* [GIVEN REQUEST] Search the data below for the string "JSON". Extract every line that contains it.

━━━

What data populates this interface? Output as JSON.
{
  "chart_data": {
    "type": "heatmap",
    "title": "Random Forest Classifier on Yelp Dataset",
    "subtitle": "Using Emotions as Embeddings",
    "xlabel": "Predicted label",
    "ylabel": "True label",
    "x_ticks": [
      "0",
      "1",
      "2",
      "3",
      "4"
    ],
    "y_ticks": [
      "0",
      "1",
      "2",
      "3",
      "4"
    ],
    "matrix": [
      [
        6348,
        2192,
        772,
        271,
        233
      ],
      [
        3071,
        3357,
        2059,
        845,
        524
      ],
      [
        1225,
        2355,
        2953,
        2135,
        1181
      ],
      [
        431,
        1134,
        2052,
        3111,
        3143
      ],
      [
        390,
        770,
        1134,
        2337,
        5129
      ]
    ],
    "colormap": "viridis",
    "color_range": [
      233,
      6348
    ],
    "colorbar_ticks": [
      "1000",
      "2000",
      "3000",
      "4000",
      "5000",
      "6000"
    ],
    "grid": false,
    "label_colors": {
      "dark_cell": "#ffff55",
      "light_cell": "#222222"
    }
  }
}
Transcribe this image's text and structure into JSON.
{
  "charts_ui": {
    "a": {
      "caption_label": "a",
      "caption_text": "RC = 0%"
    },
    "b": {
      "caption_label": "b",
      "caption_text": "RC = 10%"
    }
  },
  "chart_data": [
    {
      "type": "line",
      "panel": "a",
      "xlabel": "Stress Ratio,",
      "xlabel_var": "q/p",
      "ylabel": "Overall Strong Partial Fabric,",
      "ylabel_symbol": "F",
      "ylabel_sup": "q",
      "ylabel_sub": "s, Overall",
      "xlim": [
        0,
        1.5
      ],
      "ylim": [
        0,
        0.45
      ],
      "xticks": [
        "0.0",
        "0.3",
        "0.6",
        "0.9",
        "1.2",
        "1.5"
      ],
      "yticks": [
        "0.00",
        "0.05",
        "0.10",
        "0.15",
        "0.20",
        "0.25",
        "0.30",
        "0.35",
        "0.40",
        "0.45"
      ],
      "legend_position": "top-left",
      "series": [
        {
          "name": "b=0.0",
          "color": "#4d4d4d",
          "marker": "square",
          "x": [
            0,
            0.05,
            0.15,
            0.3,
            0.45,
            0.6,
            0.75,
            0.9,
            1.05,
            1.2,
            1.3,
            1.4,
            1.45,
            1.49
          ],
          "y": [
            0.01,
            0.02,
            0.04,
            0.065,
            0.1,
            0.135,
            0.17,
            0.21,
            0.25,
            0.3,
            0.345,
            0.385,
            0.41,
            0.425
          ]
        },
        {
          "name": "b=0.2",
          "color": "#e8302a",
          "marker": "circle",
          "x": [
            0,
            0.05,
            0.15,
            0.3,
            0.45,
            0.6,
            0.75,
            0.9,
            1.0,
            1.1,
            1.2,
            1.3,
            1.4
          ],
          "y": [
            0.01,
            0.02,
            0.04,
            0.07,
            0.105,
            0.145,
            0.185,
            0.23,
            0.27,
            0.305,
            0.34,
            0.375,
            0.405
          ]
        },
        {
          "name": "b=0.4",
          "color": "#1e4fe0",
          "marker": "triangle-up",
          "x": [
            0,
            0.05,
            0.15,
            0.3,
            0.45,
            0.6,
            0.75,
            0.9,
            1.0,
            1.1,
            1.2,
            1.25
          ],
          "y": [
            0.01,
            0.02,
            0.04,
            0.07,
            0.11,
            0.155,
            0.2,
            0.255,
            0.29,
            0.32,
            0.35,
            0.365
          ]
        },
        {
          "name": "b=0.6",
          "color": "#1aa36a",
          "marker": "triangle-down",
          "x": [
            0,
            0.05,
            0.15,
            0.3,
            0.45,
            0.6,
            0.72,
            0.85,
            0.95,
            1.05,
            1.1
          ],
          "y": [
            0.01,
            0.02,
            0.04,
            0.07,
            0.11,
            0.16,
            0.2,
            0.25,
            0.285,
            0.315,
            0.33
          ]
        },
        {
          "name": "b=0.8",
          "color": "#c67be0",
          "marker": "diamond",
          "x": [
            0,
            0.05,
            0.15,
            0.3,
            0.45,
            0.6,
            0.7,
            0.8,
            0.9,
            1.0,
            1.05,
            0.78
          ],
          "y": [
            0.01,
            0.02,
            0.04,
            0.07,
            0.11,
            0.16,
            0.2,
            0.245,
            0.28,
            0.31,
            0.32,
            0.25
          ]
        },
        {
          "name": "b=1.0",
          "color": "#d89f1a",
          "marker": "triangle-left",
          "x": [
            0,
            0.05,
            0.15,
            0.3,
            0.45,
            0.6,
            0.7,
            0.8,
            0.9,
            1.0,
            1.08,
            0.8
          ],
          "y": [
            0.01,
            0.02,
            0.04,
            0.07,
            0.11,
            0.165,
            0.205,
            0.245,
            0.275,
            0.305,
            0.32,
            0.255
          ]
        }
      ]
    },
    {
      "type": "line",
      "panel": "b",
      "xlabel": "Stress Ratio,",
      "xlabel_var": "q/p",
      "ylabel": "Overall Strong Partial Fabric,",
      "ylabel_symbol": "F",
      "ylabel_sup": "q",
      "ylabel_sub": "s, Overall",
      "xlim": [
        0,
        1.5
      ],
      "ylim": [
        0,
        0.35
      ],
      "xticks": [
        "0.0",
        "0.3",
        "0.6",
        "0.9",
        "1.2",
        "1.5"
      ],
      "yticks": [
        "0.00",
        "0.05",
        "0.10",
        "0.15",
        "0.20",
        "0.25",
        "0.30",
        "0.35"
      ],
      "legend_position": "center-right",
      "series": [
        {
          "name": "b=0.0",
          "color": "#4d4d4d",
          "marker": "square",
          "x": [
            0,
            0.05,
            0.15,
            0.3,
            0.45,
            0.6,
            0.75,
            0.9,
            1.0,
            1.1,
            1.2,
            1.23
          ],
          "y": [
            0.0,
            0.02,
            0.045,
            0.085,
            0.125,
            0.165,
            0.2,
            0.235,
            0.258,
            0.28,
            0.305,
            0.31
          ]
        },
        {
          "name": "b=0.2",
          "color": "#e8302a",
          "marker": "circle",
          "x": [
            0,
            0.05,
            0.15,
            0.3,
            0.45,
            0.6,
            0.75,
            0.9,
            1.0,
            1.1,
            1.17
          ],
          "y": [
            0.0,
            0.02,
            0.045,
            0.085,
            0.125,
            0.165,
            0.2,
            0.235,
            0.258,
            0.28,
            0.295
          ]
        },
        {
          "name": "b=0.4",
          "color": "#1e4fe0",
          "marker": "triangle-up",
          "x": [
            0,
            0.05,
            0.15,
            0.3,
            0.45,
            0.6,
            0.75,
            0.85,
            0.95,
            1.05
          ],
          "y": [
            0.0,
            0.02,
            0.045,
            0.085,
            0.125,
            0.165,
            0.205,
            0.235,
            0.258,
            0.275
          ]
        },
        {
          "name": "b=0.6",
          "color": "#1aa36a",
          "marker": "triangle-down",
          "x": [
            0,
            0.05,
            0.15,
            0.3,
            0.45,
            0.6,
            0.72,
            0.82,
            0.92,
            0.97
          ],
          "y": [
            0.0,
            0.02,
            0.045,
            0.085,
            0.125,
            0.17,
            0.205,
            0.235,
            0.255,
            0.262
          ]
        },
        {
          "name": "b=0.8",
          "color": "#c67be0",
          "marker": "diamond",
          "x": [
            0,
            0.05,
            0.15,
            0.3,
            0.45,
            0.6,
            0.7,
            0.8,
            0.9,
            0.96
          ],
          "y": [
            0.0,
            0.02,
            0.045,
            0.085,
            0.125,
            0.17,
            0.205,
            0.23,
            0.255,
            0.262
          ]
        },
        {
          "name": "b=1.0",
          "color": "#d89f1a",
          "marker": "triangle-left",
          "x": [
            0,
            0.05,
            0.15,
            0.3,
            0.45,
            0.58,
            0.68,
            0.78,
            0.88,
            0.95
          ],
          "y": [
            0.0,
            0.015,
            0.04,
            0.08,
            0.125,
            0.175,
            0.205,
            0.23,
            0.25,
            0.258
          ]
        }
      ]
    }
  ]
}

━━━

* [EXPECTED ANSWER]
What data populates this interface? Output as JSON.
Transcribe this image's text and structure into JSON.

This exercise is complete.